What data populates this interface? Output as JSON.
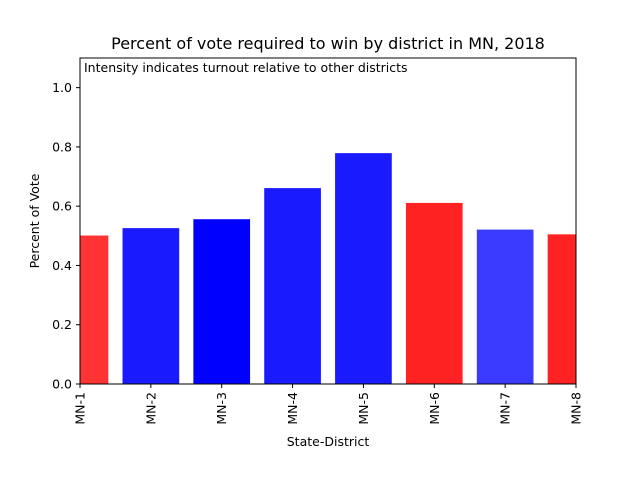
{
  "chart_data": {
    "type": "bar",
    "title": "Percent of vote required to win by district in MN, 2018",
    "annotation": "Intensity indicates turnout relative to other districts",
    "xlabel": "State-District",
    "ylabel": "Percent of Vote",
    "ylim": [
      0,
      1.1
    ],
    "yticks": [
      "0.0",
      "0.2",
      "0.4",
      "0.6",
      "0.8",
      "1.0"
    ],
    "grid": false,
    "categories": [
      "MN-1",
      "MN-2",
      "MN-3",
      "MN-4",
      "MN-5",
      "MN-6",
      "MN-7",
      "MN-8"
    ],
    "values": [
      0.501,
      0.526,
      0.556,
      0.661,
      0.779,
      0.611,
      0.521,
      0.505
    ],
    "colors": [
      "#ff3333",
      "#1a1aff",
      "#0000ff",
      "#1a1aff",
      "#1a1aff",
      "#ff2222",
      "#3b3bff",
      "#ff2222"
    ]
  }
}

- REQUIREMENT -
Give the data above again in full and unchanged, skipping the pictures.

- WORKED SOLUTION -
What data populates this interface? Output as JSON.
{
  "chart_data": {
    "type": "bar",
    "title": "Percent of vote required to win by district in MN, 2018",
    "annotation": "Intensity indicates turnout relative to other districts",
    "xlabel": "State-District",
    "ylabel": "Percent of Vote",
    "ylim": [
      0,
      1.1
    ],
    "yticks": [
      "0.0",
      "0.2",
      "0.4",
      "0.6",
      "0.8",
      "1.0"
    ],
    "grid": false,
    "categories": [
      "MN-1",
      "MN-2",
      "MN-3",
      "MN-4",
      "MN-5",
      "MN-6",
      "MN-7",
      "MN-8"
    ],
    "values": [
      0.501,
      0.526,
      0.556,
      0.661,
      0.779,
      0.611,
      0.521,
      0.505
    ],
    "colors": [
      "#ff3333",
      "#1a1aff",
      "#0000ff",
      "#1a1aff",
      "#1a1aff",
      "#ff2222",
      "#3b3bff",
      "#ff2222"
    ]
  }
}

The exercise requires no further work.